▸ Written problem
Tell how many lines have the string "Date" in them, and write nothing besides the number.
╭─ Given data
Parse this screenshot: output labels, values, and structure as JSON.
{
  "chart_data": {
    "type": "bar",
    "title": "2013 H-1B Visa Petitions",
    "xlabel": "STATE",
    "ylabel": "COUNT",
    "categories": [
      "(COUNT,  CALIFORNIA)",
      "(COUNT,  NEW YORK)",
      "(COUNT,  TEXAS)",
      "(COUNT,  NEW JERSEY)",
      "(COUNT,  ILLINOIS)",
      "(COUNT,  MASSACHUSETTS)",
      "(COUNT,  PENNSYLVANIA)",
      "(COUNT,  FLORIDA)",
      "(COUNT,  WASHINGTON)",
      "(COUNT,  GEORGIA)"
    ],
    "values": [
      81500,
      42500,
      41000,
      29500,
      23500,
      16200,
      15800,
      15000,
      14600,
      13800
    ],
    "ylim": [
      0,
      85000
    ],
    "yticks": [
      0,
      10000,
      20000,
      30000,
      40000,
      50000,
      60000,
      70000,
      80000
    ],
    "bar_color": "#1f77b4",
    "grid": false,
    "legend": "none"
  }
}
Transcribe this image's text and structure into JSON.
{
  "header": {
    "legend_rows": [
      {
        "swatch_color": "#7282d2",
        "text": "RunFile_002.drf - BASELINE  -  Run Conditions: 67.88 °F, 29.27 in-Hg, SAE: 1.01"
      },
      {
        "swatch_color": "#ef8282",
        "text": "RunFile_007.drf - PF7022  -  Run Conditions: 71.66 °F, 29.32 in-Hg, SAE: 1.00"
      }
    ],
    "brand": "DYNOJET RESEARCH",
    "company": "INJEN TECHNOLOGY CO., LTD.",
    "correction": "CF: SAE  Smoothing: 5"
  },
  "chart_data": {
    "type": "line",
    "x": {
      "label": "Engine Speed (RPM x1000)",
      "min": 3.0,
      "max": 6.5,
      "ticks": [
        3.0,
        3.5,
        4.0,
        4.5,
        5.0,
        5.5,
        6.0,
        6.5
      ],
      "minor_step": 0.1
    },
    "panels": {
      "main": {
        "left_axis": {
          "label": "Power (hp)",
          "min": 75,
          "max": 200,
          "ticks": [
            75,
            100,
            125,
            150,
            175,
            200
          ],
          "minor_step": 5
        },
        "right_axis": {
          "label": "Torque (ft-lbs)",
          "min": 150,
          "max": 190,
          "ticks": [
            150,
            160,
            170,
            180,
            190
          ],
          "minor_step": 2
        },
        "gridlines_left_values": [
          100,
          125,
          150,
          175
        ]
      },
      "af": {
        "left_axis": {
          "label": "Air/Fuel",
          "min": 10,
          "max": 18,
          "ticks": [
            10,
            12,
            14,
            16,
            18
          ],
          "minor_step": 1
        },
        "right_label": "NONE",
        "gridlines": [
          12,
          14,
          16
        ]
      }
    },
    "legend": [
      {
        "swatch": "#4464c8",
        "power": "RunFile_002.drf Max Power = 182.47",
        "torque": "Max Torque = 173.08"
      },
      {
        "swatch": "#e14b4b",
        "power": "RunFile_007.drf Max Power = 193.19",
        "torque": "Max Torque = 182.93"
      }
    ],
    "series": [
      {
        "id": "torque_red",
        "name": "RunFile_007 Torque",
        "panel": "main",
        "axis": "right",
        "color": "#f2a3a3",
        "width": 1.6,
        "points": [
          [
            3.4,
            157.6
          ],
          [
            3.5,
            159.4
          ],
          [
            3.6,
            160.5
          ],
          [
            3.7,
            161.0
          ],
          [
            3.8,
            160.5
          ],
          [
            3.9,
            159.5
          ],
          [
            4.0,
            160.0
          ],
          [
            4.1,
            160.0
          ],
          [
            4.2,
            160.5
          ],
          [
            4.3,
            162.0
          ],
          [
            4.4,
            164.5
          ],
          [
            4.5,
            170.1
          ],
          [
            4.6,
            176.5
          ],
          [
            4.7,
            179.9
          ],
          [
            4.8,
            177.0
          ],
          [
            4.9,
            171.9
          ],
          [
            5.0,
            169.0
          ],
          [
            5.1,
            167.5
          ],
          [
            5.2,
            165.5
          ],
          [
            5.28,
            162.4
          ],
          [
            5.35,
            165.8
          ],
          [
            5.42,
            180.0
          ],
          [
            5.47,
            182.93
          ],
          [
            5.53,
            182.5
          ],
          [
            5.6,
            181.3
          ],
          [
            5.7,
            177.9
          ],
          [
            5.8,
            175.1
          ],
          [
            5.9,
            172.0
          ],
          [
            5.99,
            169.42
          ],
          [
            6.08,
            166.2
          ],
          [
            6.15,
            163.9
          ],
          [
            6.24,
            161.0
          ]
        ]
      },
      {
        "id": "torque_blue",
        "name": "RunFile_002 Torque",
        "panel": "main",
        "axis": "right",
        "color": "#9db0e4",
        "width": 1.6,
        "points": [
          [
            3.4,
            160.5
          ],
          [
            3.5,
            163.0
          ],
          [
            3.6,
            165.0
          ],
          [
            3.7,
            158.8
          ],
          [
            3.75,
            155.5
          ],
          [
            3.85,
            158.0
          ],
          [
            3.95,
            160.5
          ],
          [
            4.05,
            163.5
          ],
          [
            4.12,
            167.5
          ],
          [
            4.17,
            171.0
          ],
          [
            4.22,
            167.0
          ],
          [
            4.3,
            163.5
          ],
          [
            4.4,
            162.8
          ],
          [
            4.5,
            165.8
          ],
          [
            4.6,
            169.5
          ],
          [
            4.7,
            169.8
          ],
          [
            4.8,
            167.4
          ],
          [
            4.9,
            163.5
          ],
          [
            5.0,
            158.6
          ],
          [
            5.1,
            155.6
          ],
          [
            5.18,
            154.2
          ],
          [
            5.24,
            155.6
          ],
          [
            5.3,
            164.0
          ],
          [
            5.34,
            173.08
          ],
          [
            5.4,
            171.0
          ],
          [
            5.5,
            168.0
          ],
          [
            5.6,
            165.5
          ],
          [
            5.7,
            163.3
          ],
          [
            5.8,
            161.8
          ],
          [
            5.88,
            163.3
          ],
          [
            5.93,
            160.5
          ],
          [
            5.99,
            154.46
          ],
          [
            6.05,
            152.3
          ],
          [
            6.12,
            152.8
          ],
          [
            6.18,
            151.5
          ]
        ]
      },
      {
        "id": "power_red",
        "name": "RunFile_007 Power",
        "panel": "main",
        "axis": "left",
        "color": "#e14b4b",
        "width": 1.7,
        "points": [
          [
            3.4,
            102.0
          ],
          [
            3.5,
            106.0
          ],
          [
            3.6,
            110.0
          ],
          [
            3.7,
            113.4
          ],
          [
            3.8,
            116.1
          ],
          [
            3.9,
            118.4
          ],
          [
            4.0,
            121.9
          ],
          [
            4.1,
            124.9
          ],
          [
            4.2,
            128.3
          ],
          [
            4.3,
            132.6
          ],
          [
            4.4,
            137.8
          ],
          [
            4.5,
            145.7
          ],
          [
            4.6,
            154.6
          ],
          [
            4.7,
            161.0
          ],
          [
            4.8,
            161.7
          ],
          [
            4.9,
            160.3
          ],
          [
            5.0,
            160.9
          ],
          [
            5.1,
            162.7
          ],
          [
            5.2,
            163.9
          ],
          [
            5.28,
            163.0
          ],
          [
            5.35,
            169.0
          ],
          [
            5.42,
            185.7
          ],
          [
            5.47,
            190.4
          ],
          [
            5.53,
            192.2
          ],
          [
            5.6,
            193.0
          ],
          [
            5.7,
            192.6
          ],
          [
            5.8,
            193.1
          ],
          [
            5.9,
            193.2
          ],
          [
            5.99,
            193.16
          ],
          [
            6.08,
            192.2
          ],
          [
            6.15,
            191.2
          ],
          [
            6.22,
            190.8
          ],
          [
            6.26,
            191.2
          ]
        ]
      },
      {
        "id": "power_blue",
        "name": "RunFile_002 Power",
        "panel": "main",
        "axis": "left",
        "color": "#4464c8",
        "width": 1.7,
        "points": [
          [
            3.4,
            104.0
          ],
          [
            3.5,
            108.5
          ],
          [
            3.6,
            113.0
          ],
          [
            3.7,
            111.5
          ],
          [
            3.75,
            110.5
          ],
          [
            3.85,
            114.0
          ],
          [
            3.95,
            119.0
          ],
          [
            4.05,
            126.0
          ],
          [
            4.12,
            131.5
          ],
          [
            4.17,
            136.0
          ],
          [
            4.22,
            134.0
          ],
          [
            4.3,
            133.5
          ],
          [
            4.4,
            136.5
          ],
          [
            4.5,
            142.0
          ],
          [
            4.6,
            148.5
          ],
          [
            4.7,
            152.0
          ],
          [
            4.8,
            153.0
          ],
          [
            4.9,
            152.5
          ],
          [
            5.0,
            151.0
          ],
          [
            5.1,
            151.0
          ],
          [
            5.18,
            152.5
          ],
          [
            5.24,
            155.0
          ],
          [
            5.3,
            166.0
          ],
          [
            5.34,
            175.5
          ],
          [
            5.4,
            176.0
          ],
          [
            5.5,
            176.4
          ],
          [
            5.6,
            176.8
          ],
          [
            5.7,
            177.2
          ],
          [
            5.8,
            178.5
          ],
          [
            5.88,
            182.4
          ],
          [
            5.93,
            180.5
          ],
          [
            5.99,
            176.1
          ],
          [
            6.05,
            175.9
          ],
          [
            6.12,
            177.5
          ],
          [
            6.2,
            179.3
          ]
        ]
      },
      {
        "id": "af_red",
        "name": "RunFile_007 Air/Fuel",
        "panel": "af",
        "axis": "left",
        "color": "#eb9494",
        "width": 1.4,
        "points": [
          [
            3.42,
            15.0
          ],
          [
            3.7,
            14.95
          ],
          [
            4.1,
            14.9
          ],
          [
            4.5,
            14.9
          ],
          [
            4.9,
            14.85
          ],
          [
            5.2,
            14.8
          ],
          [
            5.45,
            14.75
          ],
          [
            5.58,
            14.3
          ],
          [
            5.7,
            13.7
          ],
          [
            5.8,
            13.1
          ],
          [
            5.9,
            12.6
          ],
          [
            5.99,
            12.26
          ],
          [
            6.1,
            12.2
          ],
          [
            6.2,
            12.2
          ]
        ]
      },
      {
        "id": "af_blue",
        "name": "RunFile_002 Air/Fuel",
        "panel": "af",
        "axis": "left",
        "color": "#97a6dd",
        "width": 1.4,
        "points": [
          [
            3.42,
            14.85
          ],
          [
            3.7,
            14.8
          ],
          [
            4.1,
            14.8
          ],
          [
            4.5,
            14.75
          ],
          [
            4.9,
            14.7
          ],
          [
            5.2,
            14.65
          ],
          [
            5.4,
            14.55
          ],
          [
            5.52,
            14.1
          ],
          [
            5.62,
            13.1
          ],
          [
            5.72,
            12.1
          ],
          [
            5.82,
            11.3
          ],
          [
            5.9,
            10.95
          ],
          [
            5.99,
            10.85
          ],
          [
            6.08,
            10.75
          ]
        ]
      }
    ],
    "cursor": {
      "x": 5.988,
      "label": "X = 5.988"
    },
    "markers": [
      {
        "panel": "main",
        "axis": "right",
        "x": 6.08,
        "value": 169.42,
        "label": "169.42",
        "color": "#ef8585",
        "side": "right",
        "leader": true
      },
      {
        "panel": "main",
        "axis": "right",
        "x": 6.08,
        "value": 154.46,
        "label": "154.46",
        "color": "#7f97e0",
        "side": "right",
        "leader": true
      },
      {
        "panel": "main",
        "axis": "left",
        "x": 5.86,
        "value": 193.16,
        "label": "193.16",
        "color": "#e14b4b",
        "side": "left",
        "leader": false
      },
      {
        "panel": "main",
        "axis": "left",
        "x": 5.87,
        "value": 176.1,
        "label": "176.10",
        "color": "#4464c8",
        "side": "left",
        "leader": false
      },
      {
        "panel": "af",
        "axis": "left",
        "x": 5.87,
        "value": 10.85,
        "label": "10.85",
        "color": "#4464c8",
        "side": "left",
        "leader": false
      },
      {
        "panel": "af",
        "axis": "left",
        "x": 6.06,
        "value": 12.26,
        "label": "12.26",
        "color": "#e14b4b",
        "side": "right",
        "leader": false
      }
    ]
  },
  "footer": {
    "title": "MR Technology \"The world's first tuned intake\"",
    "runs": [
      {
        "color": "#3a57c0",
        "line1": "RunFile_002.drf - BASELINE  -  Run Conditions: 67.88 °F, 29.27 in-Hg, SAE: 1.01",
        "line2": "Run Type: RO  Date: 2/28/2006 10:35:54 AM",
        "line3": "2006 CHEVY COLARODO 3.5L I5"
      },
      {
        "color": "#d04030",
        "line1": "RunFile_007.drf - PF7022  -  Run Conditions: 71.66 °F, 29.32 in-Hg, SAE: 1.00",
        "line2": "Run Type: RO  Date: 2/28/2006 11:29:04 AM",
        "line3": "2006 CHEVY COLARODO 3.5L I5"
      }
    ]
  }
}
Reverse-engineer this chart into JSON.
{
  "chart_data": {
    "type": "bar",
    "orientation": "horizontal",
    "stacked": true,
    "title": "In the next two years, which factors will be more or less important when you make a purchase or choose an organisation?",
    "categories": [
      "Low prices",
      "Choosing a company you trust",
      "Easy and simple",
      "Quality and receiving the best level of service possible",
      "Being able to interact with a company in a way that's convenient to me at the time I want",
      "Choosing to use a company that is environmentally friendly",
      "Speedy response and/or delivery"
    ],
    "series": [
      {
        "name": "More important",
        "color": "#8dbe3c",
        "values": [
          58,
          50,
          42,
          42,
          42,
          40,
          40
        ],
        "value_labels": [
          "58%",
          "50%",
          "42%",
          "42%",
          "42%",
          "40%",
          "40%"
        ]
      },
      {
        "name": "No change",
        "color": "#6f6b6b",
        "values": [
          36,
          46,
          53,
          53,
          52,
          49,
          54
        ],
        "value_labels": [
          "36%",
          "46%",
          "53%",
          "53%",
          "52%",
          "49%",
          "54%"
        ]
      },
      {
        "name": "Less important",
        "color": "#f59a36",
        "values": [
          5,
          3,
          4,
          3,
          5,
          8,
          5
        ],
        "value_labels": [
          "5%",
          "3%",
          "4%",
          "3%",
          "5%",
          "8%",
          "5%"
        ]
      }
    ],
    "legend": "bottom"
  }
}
╰─
▸ Result for this task
2